What the task asks: Filter the entries below, keeping only lines with the word "убыток".

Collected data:
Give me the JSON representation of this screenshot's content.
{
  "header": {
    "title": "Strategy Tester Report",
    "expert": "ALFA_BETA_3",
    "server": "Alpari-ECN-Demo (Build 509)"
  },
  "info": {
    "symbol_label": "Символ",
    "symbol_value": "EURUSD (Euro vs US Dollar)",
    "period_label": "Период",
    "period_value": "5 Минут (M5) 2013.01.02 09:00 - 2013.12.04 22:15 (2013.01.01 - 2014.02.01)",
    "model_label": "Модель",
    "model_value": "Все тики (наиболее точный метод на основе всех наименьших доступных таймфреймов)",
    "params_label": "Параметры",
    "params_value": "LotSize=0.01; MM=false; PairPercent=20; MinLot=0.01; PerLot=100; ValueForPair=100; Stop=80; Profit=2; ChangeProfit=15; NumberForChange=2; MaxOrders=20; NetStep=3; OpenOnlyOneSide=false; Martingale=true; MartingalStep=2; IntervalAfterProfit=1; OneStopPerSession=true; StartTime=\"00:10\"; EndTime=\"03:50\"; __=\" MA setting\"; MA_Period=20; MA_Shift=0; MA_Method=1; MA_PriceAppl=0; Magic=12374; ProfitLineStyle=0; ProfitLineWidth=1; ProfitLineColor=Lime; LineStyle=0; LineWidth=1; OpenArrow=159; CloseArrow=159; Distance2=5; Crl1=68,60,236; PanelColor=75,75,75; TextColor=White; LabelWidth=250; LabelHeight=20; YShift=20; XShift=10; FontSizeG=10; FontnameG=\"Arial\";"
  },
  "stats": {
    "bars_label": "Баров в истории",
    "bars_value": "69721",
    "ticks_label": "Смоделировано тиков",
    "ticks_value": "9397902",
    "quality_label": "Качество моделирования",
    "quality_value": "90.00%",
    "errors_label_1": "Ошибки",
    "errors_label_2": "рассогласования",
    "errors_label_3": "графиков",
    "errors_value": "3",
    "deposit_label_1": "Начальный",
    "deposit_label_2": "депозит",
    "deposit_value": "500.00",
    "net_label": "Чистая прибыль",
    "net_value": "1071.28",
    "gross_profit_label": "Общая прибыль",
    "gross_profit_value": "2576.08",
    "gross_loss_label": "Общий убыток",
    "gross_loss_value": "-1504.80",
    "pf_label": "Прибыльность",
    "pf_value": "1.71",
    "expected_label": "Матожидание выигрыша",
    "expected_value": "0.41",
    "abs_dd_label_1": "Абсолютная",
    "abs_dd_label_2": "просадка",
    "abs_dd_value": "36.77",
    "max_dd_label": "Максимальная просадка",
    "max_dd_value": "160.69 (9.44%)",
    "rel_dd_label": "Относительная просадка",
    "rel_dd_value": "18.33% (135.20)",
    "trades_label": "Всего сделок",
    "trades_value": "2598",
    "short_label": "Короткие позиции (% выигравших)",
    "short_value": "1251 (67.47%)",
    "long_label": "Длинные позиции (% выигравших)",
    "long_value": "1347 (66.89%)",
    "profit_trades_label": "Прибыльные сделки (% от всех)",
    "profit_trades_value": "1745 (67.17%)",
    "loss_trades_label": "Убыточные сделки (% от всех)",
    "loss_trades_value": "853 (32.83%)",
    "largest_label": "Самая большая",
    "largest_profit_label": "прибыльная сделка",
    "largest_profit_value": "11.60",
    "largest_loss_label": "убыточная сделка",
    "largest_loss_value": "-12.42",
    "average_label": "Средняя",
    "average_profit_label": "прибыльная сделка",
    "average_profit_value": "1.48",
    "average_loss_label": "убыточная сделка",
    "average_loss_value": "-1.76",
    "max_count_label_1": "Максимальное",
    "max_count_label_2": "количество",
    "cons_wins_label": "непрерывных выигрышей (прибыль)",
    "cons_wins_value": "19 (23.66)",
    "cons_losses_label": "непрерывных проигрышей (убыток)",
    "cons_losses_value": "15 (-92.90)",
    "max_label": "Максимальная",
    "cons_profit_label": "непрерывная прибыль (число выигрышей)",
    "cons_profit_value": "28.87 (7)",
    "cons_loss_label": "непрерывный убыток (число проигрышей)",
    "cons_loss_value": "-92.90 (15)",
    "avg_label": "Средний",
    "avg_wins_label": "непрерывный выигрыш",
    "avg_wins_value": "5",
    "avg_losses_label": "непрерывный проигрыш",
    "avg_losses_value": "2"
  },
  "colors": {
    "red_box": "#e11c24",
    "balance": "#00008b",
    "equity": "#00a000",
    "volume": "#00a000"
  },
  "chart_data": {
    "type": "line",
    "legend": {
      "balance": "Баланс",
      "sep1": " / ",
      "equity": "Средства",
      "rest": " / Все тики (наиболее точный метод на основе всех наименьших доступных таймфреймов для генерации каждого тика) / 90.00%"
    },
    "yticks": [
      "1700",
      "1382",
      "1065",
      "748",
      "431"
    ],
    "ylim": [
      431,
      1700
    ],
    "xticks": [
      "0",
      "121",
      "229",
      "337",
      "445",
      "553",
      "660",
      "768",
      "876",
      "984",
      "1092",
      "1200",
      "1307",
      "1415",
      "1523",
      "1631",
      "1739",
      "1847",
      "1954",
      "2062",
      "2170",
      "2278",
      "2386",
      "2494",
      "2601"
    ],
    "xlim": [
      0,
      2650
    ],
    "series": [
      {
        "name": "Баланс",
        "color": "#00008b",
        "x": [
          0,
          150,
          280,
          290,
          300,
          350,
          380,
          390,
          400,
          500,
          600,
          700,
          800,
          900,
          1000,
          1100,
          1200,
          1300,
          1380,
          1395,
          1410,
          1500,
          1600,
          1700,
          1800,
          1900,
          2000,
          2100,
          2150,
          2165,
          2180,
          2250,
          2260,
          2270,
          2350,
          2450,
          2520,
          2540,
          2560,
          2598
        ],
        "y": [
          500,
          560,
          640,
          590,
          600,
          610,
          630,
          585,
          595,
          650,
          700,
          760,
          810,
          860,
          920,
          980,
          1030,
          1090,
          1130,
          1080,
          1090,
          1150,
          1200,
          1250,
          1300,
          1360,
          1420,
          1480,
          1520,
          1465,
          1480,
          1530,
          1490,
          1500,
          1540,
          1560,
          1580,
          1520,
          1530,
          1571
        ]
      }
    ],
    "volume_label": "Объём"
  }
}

Response to this exercise:
    "gross_loss_label": "Общий убыток",
    "cons_losses_label": "непрерывных проигрышей (убыток)",
    "cons_loss_label": "непрерывный убыток (число проигрышей)",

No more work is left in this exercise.